— Begin EXTRACTED MATERIAL —

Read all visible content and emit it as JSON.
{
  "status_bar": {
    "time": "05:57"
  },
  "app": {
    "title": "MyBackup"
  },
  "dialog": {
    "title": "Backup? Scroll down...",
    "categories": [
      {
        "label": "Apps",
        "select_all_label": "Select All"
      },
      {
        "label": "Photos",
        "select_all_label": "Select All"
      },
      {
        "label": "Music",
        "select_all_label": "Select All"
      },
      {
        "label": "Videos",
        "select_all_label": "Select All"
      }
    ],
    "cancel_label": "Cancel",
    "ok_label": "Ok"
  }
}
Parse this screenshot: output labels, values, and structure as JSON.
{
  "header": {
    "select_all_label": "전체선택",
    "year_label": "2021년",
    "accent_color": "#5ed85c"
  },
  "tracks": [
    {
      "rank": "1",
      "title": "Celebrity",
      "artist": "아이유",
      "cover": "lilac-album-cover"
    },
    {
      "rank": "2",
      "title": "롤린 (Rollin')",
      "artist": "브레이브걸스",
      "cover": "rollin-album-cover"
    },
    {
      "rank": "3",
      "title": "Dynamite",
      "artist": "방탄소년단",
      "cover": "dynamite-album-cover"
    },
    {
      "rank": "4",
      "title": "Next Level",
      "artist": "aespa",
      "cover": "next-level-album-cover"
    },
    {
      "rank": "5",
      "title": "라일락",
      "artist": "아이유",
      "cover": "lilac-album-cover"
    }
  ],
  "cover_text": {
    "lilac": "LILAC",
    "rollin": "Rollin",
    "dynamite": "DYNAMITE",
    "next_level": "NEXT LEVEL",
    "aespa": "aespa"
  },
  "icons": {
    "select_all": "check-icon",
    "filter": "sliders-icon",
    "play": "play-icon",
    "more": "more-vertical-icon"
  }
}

— End EXTRACTED MATERIAL —

**SET EXERCISE:** Go through the records and gather the lines that hold "album".

**RESULT OF THIS EXERCISE:**
      "cover": "lilac-album-cover"
      "cover": "rollin-album-cover"
      "cover": "dynamite-album-cover"
      "cover": "next-level-album-cover"
      "cover": "lilac-album-cover"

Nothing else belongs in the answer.